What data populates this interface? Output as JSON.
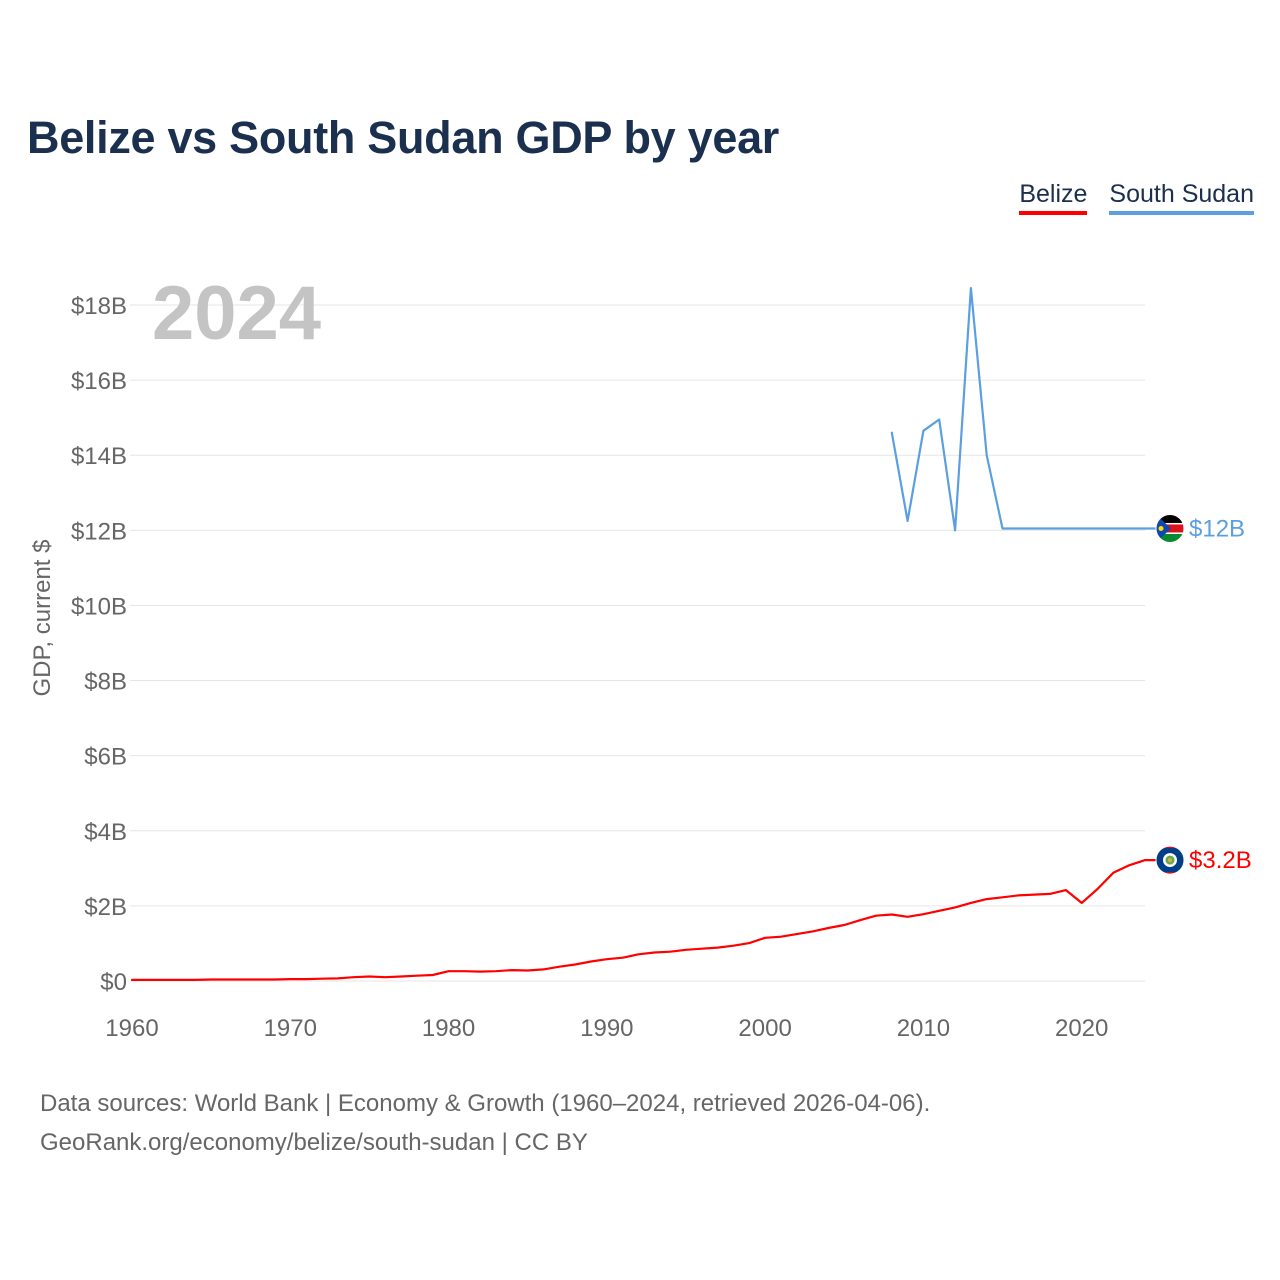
{
  "chart_data": {
    "type": "line",
    "title": "Belize vs South Sudan GDP by year",
    "ylabel": "GDP, current $",
    "xlabel": "",
    "year_overlay": "2024",
    "xlim": [
      1960,
      2025
    ],
    "ylim": [
      0,
      18
    ],
    "y_unit": "billions USD",
    "grid": true,
    "legend_position": "top-right",
    "x_ticks": [
      {
        "value": 1960,
        "label": "1960"
      },
      {
        "value": 1970,
        "label": "1970"
      },
      {
        "value": 1980,
        "label": "1980"
      },
      {
        "value": 1990,
        "label": "1990"
      },
      {
        "value": 2000,
        "label": "2000"
      },
      {
        "value": 2010,
        "label": "2010"
      },
      {
        "value": 2020,
        "label": "2020"
      }
    ],
    "y_ticks": [
      {
        "value": 0,
        "label": "$0"
      },
      {
        "value": 2,
        "label": "$2B"
      },
      {
        "value": 4,
        "label": "$4B"
      },
      {
        "value": 6,
        "label": "$6B"
      },
      {
        "value": 8,
        "label": "$8B"
      },
      {
        "value": 10,
        "label": "$10B"
      },
      {
        "value": 12,
        "label": "$12B"
      },
      {
        "value": 14,
        "label": "$14B"
      },
      {
        "value": 16,
        "label": "$16B"
      },
      {
        "value": 18,
        "label": "$18B"
      }
    ],
    "series": [
      {
        "name": "Belize",
        "key": "belize",
        "color": "#ff0000",
        "end_label": "$3.2B",
        "flag": "belize",
        "x": [
          1960,
          1961,
          1962,
          1963,
          1964,
          1965,
          1966,
          1967,
          1968,
          1969,
          1970,
          1971,
          1972,
          1973,
          1974,
          1975,
          1976,
          1977,
          1978,
          1979,
          1980,
          1981,
          1982,
          1983,
          1984,
          1985,
          1986,
          1987,
          1988,
          1989,
          1990,
          1991,
          1992,
          1993,
          1994,
          1995,
          1996,
          1997,
          1998,
          1999,
          2000,
          2001,
          2002,
          2003,
          2004,
          2005,
          2006,
          2007,
          2008,
          2009,
          2010,
          2011,
          2012,
          2013,
          2014,
          2015,
          2016,
          2017,
          2018,
          2019,
          2020,
          2021,
          2022,
          2023,
          2024,
          2025
        ],
        "values": [
          0.03,
          0.03,
          0.03,
          0.03,
          0.03,
          0.04,
          0.04,
          0.04,
          0.04,
          0.04,
          0.05,
          0.05,
          0.06,
          0.07,
          0.1,
          0.12,
          0.1,
          0.12,
          0.14,
          0.16,
          0.26,
          0.26,
          0.25,
          0.26,
          0.29,
          0.28,
          0.31,
          0.38,
          0.44,
          0.52,
          0.58,
          0.62,
          0.71,
          0.76,
          0.78,
          0.83,
          0.86,
          0.89,
          0.94,
          1.01,
          1.15,
          1.18,
          1.25,
          1.32,
          1.41,
          1.49,
          1.62,
          1.74,
          1.77,
          1.71,
          1.78,
          1.87,
          1.96,
          2.08,
          2.18,
          2.23,
          2.28,
          2.3,
          2.32,
          2.42,
          2.08,
          2.45,
          2.88,
          3.08,
          3.22,
          3.22
        ]
      },
      {
        "name": "South Sudan",
        "key": "ssudan",
        "color": "#5b9fe0",
        "end_label": "$12B",
        "flag": "south-sudan",
        "x": [
          2008,
          2009,
          2010,
          2011,
          2012,
          2013,
          2014,
          2015,
          2016,
          2017,
          2018,
          2019,
          2020,
          2021,
          2022,
          2023,
          2024,
          2025
        ],
        "values": [
          14.6,
          12.25,
          14.65,
          14.95,
          12.0,
          18.45,
          14.0,
          12.05,
          12.05,
          12.05,
          12.05,
          12.05,
          12.05,
          12.05,
          12.05,
          12.05,
          12.05,
          12.05
        ]
      }
    ],
    "source_line1": "Data sources: World Bank | Economy & Growth (1960–2024, retrieved 2026-04-06).",
    "source_line2": "GeoRank.org/economy/belize/south-sudan | CC BY"
  },
  "colors": {
    "title": "#1b2f4e",
    "belize": "#ff0000",
    "ssudan": "#5b9fe0",
    "grid": "#e6e6e6",
    "axis_text": "#666666",
    "year_overlay": "#c4c4c4"
  }
}
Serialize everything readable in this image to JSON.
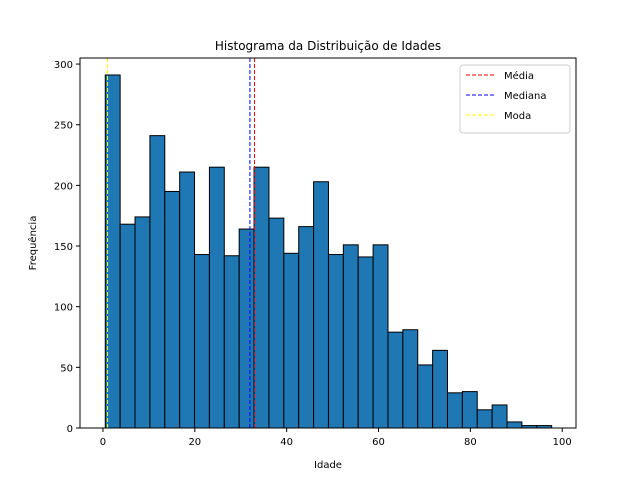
{
  "chart_data": {
    "type": "bar",
    "title": "Histograma da Distribuição de Idades",
    "xlabel": "Idade",
    "ylabel": "Frequência",
    "xlim": [
      -5,
      103
    ],
    "ylim": [
      0,
      305
    ],
    "xticks": [
      0,
      20,
      40,
      60,
      80,
      100
    ],
    "yticks": [
      0,
      50,
      100,
      150,
      200,
      250,
      300
    ],
    "bins_start": 0.5,
    "bin_width": 3.24,
    "values": [
      291,
      168,
      174,
      241,
      195,
      211,
      143,
      215,
      142,
      164,
      215,
      173,
      144,
      166,
      203,
      143,
      151,
      141,
      151,
      79,
      81,
      52,
      64,
      29,
      30,
      15,
      19,
      5,
      2,
      2
    ],
    "bar_color": "#1f77b4",
    "bar_edge_color": "#000000",
    "grid": false,
    "legend_position": "top-right",
    "reference_lines": [
      {
        "name": "Média",
        "x": 33.0,
        "color": "#ff0000"
      },
      {
        "name": "Mediana",
        "x": 32.0,
        "color": "#0000ff"
      },
      {
        "name": "Moda",
        "x": 1.0,
        "color": "#ffff00"
      }
    ]
  }
}
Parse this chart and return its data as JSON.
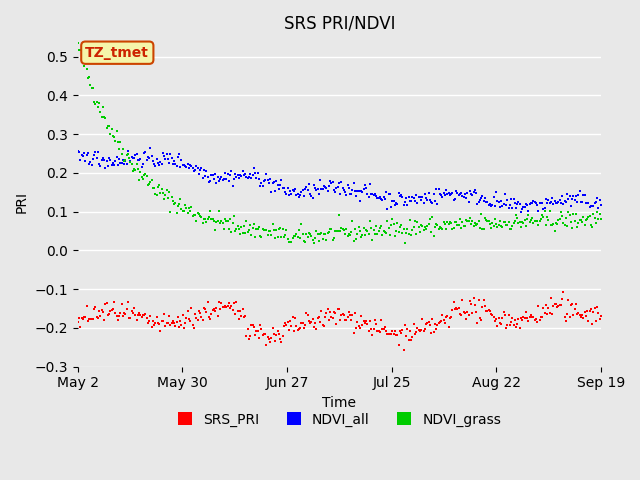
{
  "title": "SRS PRI/NDVI",
  "xlabel": "Time",
  "ylabel": "PRI",
  "ylim": [
    -0.3,
    0.55
  ],
  "yticks": [
    -0.3,
    -0.2,
    -0.1,
    0.0,
    0.1,
    0.2,
    0.3,
    0.4,
    0.5
  ],
  "xtick_labels": [
    "May 2",
    "May 30",
    "Jun 27",
    "Jul 25",
    "Aug 22",
    "Sep 19"
  ],
  "annotation_text": "TZ_tmet",
  "annotation_box_color": "#f5f5aa",
  "annotation_border_color": "#cc4400",
  "annotation_text_color": "#cc2200",
  "background_color": "#e8e8e8",
  "plot_bg_color": "#e8e8e8",
  "colors": {
    "SRS_PRI": "#ff0000",
    "NDVI_all": "#0000ff",
    "NDVI_grass": "#00cc00"
  },
  "legend_labels": [
    "SRS_PRI",
    "NDVI_all",
    "NDVI_grass"
  ],
  "marker_size": 2.5,
  "line_width": 1.0
}
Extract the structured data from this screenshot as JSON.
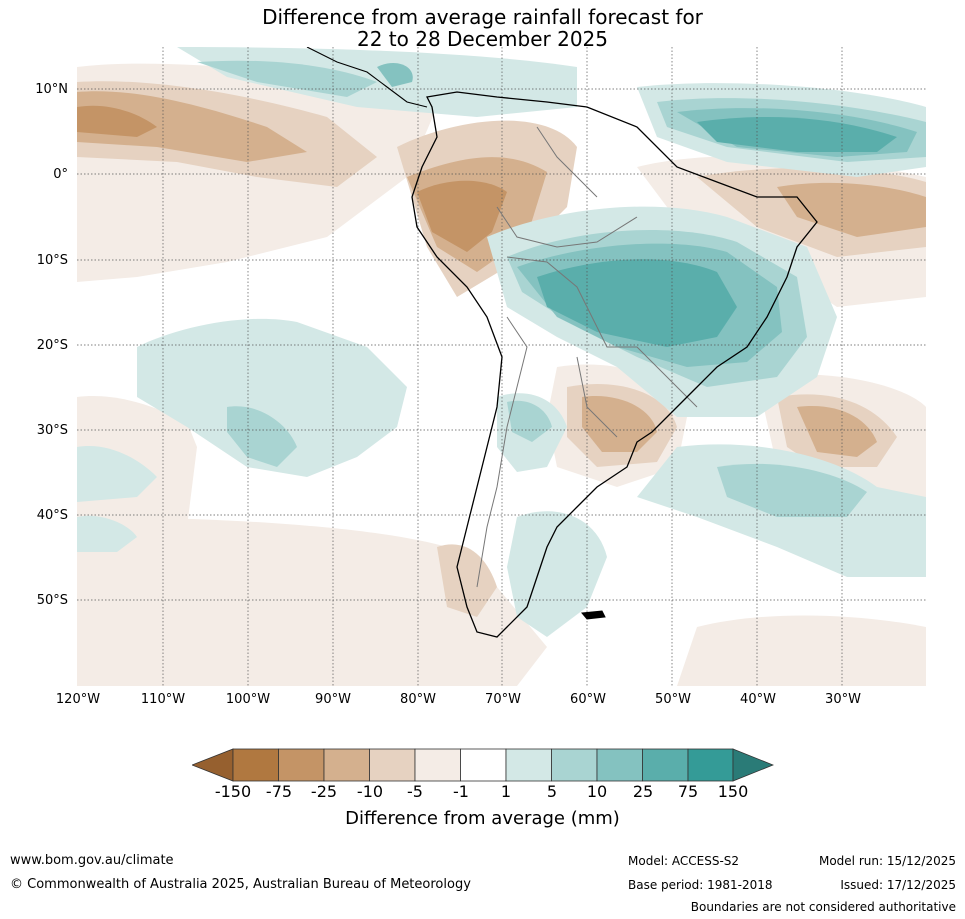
{
  "title": {
    "line1": "Difference from average rainfall forecast for",
    "line2": "22 to 28 December 2025"
  },
  "map": {
    "region": "South America",
    "lat_labels": [
      "10°N",
      "0°",
      "10°S",
      "20°S",
      "30°S",
      "40°S",
      "50°S"
    ],
    "lon_labels": [
      "120°W",
      "110°W",
      "100°W",
      "90°W",
      "80°W",
      "70°W",
      "60°W",
      "50°W",
      "40°W",
      "30°W"
    ]
  },
  "legend": {
    "ticks": [
      "-150",
      "-75",
      "-25",
      "-10",
      "-5",
      "-1",
      "1",
      "5",
      "10",
      "25",
      "75",
      "150"
    ],
    "colors": [
      "#96602f",
      "#b07840",
      "#c49466",
      "#d4b08e",
      "#e6d2c1",
      "#f4ece6",
      "#ffffff",
      "#d3e8e6",
      "#a9d4d2",
      "#84c2c0",
      "#5aaeab",
      "#349b97",
      "#2a7b77"
    ],
    "label": "Difference from average (mm)"
  },
  "footer": {
    "website": "www.bom.gov.au/climate",
    "copyright": "© Commonwealth of Australia 2025, Australian Bureau of Meteorology",
    "model": "Model: ACCESS-S2",
    "base_period": "Base period: 1981-2018",
    "model_run": "Model run: 15/12/2025",
    "issued": "Issued: 17/12/2025",
    "disclaimer": "Boundaries are not considered authoritative"
  }
}
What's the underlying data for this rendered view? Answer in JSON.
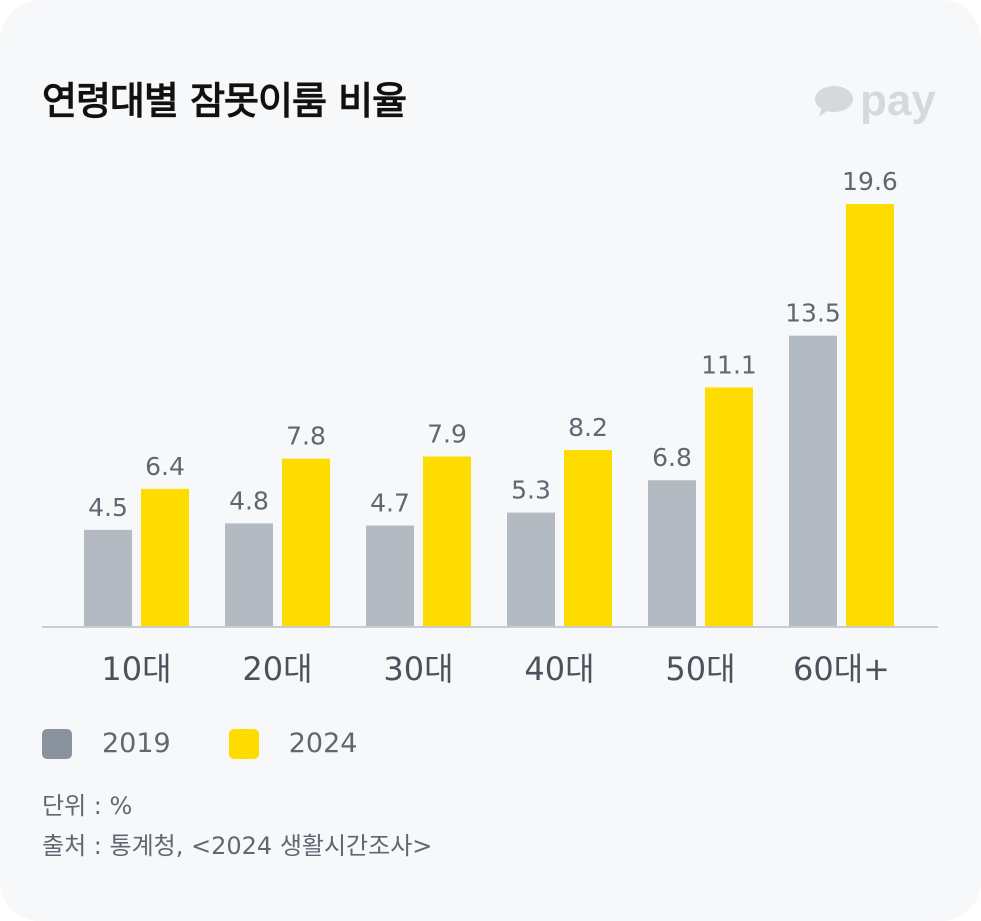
· · ·
■ What needs to be done
Return each full line of the entries that contains the word "ylabel".

■ Exercise solution
    "ylabel": "GDP, current $",
    "ylabel": "Frequência",
  "ylabel": "PRI",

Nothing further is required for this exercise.